CONTRATAPA

Los libros no muerden

 Por Luis Bruschtein

Hace algunos años había gente que decía que el argentino era la única persona en el mundo que, cuando se le preguntaba lo que ganaba, se aumentaba el sueldo. Mentía para arriba, cuando en el resto del planeta lo normal era mentir para abajo, achicarlo. En las encuestas sobre lectura pasa algo parecido. La impresión es que por alguna razón, cuando se le pregunta a la gente cuántos libros lee por año, la respuesta es un poco exagerada si se la contrasta con las tiradas de las editoriales.
Es una discusión, porque para confirmar las encuestas algunos aluden a las librerías elegantes que se han abierto en los shoppings. Otros dicen: no es que no se lea, sino que se lee poca literatura y mucho de autoayuda o libros periodísticos y testimoniales. En realidad, todo eso es cierto y también es coherente con la idea de que alguien, apretado por el encuestador, mienta cuando le preguntan cuántos libros lee. Es divertido el contraste entre esa pequeña mentirilla inocente y las exiguas ediciones de los libros de ensayo o narrativa, un género donde hay de todo, como en todos lados, pero donde también hay muchos veteranos y nuevos autores buenos.

* _Información dada_:
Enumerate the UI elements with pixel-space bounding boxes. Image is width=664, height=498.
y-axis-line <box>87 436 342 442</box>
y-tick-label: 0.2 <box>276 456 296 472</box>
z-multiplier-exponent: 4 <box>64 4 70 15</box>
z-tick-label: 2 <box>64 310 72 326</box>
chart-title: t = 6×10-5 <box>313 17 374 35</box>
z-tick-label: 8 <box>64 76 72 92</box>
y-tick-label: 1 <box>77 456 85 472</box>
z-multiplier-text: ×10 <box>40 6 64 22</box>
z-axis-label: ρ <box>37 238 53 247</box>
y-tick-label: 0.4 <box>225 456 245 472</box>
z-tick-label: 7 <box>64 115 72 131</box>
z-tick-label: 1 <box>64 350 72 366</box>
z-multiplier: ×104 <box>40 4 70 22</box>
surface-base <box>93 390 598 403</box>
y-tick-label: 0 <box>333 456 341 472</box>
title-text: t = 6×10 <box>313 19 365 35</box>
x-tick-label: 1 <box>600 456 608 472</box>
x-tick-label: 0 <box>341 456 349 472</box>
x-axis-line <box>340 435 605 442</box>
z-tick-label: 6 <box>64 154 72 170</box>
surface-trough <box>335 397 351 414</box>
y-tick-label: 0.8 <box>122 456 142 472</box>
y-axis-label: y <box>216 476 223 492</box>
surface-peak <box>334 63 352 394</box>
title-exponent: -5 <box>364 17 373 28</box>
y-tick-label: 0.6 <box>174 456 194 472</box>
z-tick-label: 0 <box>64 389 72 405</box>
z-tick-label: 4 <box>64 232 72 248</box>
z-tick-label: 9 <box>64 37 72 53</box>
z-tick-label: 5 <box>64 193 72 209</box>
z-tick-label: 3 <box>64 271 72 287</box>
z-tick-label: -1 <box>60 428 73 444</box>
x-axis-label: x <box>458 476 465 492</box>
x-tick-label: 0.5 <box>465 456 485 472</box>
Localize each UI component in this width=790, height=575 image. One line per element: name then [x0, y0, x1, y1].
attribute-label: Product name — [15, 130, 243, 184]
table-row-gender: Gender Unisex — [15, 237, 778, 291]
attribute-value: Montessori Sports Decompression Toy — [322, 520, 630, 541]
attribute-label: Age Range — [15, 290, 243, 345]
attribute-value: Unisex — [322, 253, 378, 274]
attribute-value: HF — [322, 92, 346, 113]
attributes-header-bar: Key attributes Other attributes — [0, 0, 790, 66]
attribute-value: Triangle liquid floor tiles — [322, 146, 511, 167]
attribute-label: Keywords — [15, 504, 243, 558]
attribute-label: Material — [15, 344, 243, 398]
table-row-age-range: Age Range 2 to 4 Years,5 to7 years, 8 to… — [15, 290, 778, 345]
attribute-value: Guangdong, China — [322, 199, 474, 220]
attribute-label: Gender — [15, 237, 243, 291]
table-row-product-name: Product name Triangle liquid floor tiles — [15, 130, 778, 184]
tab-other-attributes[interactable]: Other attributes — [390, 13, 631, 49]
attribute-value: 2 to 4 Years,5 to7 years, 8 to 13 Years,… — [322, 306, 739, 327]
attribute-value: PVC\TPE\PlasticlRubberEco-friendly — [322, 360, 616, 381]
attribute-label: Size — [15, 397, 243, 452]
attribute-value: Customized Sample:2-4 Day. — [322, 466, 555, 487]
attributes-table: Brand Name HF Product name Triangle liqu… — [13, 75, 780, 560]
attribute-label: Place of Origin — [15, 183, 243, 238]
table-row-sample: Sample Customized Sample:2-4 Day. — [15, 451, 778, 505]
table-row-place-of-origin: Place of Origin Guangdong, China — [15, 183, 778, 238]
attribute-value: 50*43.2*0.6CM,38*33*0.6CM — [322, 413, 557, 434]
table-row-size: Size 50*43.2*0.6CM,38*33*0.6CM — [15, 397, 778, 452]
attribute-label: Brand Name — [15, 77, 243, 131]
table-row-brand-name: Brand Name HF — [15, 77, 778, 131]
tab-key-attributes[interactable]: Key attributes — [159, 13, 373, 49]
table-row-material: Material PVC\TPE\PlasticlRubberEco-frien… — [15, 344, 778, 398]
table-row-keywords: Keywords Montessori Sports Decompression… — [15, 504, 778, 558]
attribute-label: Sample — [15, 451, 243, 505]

* _Tarea pedida 1_: Di si cada afirmación coincide con el texto sobre la lectura y responde sí o no, citando las palabras del texto que lo deciden: (a) al argentino, cuando le preguntaban cuánto ganaba, se aumentaba el sueldo; (b) en el resto del planeta lo normal era mentir para arriba; (c) en los libros de ensayo o narrativa no hay autores nuevos buenos.
* _Tarea pedida 2_: Sigue escribiendo el texto sobre la lectura y las encuestas a partir de su última oración.
Los registros no hacen falta para resolver esto.

* _Respuesta esperada 1_:
(a) Sí: «cuando se le preguntaba lo que ganaba, se aumentaba el sueldo».
(b) No: «en el resto del planeta lo normal era mentir para abajo, achicarlo».
(c) No: «donde también hay muchos veteranos y nuevos autores buenos».

* _Respuesta esperada 2_:
Ahora que acaba de culminar la Feria del Libro con un record de público de más de un millón de personas, pareciera que se hubiera producido una modificación en la relación entre la gente y el libro. Dicen que las editoriales venden en la Feria el equivalente a la tercera parte del volumen anual. O venden poco durante el año, o realmente lo que venden es autoayuda y textos más periodísticos. Hay una disonancia.
Se podría afirmar que es un fenómeno que incluso va más allá de los libros y se extiende a una forma de relacionarse con la cultura en general. Hay una carga fuerte de prestigio social. Hace poco, a un casamiento de esos que salen en los sociales de los diarios fue invitado un filósofo para disertar sobre el amor. Decir que uno lee o está enterado de algunos temas culturales da prestigio, como si fuera un traje que alguien se pone para asistir a una reunión.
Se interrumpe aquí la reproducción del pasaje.